((

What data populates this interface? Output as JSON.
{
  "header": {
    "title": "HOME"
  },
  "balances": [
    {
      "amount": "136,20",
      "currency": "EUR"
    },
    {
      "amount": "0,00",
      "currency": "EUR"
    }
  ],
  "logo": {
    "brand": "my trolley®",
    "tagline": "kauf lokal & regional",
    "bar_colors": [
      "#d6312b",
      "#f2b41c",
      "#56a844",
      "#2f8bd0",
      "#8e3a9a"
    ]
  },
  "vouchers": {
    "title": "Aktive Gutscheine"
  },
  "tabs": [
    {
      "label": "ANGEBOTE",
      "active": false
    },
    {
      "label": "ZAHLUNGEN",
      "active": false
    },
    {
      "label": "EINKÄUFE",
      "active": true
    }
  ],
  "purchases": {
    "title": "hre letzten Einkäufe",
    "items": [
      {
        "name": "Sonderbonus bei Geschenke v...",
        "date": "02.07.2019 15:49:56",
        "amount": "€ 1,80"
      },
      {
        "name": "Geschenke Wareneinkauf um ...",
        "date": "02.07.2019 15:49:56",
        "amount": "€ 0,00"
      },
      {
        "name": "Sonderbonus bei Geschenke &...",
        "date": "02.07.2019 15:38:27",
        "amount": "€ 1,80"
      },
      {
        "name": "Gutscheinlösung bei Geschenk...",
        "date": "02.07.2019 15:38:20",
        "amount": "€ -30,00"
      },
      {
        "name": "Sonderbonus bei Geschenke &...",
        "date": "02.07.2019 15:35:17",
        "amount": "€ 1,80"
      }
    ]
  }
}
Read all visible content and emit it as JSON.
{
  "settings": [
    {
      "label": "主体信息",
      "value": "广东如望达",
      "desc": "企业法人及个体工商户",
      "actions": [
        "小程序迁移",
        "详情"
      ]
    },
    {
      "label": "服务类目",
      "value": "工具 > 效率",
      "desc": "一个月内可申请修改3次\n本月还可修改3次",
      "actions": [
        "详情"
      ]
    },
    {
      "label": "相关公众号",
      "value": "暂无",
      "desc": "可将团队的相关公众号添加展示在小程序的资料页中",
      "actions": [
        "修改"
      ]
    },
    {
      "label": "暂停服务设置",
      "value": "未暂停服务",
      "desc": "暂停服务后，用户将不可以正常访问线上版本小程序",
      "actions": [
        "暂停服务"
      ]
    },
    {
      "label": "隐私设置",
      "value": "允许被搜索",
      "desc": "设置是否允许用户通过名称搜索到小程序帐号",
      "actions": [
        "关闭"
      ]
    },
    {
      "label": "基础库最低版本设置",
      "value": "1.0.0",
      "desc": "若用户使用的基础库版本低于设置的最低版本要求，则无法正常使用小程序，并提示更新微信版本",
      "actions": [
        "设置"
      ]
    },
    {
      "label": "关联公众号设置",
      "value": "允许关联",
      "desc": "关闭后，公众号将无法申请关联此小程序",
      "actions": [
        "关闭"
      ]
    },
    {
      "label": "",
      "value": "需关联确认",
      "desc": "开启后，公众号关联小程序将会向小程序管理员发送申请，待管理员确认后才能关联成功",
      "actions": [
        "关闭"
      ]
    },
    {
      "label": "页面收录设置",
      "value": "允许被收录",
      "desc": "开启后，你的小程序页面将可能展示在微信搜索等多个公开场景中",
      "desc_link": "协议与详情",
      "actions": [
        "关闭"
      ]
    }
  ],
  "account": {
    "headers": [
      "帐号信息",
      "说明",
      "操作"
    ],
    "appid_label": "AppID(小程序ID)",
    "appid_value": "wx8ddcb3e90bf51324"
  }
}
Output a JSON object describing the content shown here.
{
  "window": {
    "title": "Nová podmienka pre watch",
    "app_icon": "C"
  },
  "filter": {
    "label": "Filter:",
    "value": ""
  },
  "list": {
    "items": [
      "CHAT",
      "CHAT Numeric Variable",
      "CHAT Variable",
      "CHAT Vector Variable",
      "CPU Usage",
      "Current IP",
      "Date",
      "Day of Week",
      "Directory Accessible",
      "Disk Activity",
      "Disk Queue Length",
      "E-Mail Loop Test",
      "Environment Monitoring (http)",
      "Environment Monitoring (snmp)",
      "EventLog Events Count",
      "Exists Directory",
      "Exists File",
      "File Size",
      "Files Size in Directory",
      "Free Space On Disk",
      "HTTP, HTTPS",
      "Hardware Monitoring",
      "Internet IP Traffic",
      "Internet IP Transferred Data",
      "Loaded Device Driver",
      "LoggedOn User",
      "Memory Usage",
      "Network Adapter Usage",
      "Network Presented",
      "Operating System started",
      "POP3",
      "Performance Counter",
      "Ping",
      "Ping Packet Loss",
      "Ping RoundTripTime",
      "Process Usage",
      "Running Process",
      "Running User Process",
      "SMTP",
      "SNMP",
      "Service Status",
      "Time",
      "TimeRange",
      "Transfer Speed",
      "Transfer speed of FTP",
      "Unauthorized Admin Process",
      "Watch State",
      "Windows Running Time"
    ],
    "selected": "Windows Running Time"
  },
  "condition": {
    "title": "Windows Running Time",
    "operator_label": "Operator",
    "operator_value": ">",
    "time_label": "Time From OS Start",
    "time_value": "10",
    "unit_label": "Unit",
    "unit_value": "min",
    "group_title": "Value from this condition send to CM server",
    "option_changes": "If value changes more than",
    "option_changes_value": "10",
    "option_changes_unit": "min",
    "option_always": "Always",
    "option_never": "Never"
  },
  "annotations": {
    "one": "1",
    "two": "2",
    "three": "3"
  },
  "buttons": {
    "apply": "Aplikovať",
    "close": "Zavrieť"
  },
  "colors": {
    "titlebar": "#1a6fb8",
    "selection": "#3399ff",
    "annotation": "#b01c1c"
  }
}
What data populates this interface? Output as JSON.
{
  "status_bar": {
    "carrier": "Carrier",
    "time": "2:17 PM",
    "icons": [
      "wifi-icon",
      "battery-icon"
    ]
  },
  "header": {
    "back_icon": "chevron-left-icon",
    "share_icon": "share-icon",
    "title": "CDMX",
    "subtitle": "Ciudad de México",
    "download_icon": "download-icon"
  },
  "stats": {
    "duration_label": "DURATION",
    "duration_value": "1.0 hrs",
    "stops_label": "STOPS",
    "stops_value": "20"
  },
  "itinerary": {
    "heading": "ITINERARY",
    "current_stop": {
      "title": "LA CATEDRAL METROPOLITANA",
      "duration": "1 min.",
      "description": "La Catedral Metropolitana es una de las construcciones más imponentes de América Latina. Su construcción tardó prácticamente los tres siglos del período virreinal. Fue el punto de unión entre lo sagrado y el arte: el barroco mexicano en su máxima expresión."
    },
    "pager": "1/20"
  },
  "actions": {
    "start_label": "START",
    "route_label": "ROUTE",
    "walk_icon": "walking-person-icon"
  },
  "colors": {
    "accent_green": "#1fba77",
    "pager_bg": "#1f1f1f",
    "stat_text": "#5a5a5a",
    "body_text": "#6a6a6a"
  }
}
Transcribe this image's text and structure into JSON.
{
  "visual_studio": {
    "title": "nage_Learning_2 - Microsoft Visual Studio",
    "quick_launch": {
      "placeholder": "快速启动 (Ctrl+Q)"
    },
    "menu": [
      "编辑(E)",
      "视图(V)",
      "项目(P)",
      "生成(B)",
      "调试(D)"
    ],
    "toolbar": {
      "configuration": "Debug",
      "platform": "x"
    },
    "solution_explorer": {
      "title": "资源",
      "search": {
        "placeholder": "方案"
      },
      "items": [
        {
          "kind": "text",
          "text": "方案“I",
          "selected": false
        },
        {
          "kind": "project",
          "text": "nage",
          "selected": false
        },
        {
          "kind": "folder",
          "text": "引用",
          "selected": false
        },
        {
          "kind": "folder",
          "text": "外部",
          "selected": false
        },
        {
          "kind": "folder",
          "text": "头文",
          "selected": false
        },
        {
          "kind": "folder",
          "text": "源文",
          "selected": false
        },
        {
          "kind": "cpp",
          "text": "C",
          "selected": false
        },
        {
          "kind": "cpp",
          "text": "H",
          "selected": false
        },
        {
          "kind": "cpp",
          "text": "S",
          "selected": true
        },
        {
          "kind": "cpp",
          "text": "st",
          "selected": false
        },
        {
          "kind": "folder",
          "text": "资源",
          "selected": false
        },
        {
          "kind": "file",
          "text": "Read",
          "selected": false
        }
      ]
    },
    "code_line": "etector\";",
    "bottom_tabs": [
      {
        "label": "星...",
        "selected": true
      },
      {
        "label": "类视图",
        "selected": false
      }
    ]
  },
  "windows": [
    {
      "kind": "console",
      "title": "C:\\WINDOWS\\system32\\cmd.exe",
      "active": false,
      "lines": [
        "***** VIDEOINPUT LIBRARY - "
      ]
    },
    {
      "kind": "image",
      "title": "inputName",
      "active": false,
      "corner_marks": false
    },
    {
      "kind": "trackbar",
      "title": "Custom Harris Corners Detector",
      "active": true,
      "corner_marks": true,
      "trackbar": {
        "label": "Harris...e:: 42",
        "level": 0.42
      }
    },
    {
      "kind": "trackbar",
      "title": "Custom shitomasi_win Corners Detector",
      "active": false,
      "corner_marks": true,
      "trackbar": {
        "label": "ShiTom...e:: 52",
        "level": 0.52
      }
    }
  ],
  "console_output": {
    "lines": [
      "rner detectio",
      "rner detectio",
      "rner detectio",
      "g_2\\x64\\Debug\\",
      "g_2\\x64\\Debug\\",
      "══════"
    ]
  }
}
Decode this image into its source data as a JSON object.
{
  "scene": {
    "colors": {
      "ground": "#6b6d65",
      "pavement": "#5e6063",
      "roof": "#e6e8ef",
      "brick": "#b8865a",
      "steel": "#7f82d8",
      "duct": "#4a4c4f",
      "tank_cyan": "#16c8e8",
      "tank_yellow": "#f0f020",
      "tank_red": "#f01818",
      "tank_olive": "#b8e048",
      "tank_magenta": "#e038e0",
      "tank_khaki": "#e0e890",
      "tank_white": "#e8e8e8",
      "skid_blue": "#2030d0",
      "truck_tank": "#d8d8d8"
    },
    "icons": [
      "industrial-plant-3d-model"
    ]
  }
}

))

> **Required task**: From the listing above, return each line with the word "true".

> **Full output**:
      "active": true
          "selected": true
        "selected": true
      "active": true,
      "corner_marks": true,
      "corner_marks": true,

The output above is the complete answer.